# PROBLEM STATEMENT:
In the entries below, find every line holding the string "count" and collect it.

──────────────────────────────

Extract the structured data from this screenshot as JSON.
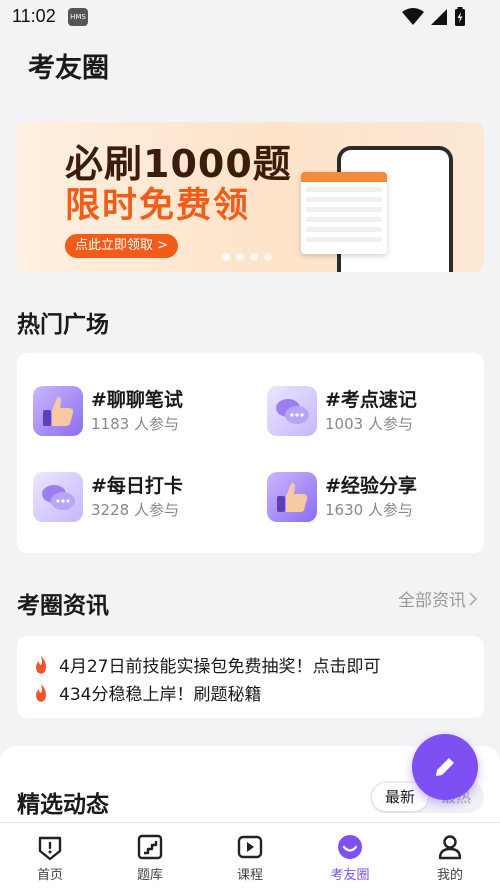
{
  "status": {
    "time": "11:02",
    "badge": "HMS"
  },
  "page": {
    "title": "考友圈"
  },
  "banner": {
    "headline": "必刷1000题",
    "subline": "限时免费领",
    "cta": "点此立即领取 >"
  },
  "hot": {
    "title": "热门广场",
    "topics": [
      {
        "name": "#聊聊笔试",
        "count": "1183 人参与",
        "icon": "thumbs-up-icon"
      },
      {
        "name": "#考点速记",
        "count": "1003 人参与",
        "icon": "chat-bubbles-icon"
      },
      {
        "name": "#每日打卡",
        "count": "3228 人参与",
        "icon": "chat-bubbles-icon"
      },
      {
        "name": "#经验分享",
        "count": "1630 人参与",
        "icon": "thumbs-up-icon"
      }
    ]
  },
  "news": {
    "title": "考圈资讯",
    "more": "全部资讯",
    "items": [
      "4月27日前技能实操包免费抽奖！点击即可",
      "434分稳稳上岸！刷题秘籍"
    ]
  },
  "feed": {
    "title": "精选动态",
    "sort_active": "最新",
    "sort_other": "最热"
  },
  "tabs": [
    {
      "label": "首页",
      "icon": "home-icon"
    },
    {
      "label": "题库",
      "icon": "question-bank-icon"
    },
    {
      "label": "课程",
      "icon": "course-play-icon"
    },
    {
      "label": "考友圈",
      "icon": "community-icon",
      "active": true
    },
    {
      "label": "我的",
      "icon": "profile-icon"
    }
  ],
  "colors": {
    "accent": "#7e4ff2",
    "banner_orange": "#f25c18",
    "fire": "#f2532c"
  }
}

──────────────────────────────

# ANSWER TO THIS PROBLEM:
        "count": "1183 人参与",
        "count": "1003 人参与",
        "count": "3228 人参与",
        "count": "1630 人参与",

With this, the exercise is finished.